### Texte fourni

● ● ●

Le Cap envoyée spéciale
C'est à peine un stade. Plutôt un immense terrain vague entouré d'un mur de béton. La terre est grise et boueuse, usée par le piétinement des équipes qui s'entraînent toutes au même moment. Derrière les murs, on devine des baraquements en tôle d'où s'échappe la lourde fumée des feux de charbon qui brûlent toute la journée. L'odeur âcre imprègne le stade et prend à la gorge. A intervalle régulier, un grondement rugit dans le ciel et couvre les cris des joueurs: ce sont les avions qui décollent de l'aéroport tout proche. Dans cette township de Nyanga, à une quinzaine de kilomètres de la ville du Cap, le stade a été construit au coeur du bidonville. Dans un océan de tôle ondulée poussiéreuse. C'est la zone noire du Cap, créée sous l'apartheid à une distance soigneusement calculée du centre-ville. Suffisamment loin pour ne pas embarrasser la minorité privilégiée qui bénéficiait d'un confort occidental. Et à chacun son stade: les blancs du Cap avaient le leur à proximité du centre-ville, les noirs, ont obtenu celui de Nyanga.

● ● ●

[Annotations des boîtes d'éléments]

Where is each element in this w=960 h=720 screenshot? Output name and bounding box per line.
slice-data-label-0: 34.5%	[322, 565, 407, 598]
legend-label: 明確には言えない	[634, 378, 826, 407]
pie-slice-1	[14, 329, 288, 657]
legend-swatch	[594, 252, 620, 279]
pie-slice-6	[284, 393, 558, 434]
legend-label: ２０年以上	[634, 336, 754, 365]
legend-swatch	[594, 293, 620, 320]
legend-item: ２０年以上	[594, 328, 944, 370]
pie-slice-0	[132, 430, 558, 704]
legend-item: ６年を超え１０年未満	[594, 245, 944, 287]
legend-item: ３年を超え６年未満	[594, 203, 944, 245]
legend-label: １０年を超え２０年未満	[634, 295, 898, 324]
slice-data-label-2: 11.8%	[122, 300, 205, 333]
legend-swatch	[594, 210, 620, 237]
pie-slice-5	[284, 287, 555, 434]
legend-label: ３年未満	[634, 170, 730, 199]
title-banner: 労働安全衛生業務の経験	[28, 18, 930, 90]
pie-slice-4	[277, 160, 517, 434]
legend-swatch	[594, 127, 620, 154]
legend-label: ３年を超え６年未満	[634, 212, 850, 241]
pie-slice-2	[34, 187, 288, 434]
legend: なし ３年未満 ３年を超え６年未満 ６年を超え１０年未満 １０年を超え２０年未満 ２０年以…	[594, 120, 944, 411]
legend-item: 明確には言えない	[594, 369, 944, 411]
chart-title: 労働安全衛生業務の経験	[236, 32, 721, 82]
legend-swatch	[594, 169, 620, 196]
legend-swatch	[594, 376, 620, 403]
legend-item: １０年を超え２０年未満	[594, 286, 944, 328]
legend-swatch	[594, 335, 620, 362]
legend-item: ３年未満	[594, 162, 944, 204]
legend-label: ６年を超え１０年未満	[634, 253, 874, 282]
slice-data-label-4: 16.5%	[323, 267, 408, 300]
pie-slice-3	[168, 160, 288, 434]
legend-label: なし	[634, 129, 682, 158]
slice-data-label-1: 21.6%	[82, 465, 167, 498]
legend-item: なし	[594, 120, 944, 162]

● ● ●

### Objectif 1
Selon le texte fourni, à quelle distance de la ville du Cap se trouve la township de Nyanga ?
### Objectif 2
Réécrivez sous forme de liste le paragraphe du texte fourni qui commence par « C'est à peine un stade », en gardant ses faits principaux.

### Résultat attendu 1
À une quinzaine de kilomètres.

### Résultat attendu 2
- Le stade de Nyanga est plutôt un immense terrain vague entouré d'un mur de béton, à la terre grise et boueuse, usée par les équipes qui s'entraînent toutes en même temps.
- Derrière les murs, des baraquements en tôle laissent échapper la fumée âcre des feux de charbon qui brûlent toute la journée.
- À intervalle régulier, les avions qui décollent de l'aéroport tout proche couvrent les cris des joueurs.
- Le stade a été construit au cœur du bidonville, dans la township de Nyanga, à une quinzaine de kilomètres du Cap.
- Cette zone noire a été créée sous l'apartheid, assez loin du centre-ville pour ne pas embarrasser la minorité privilégiée.
- Les blancs du Cap avaient leur stade près du centre-ville, et les noirs ont obtenu celui de Nyanga.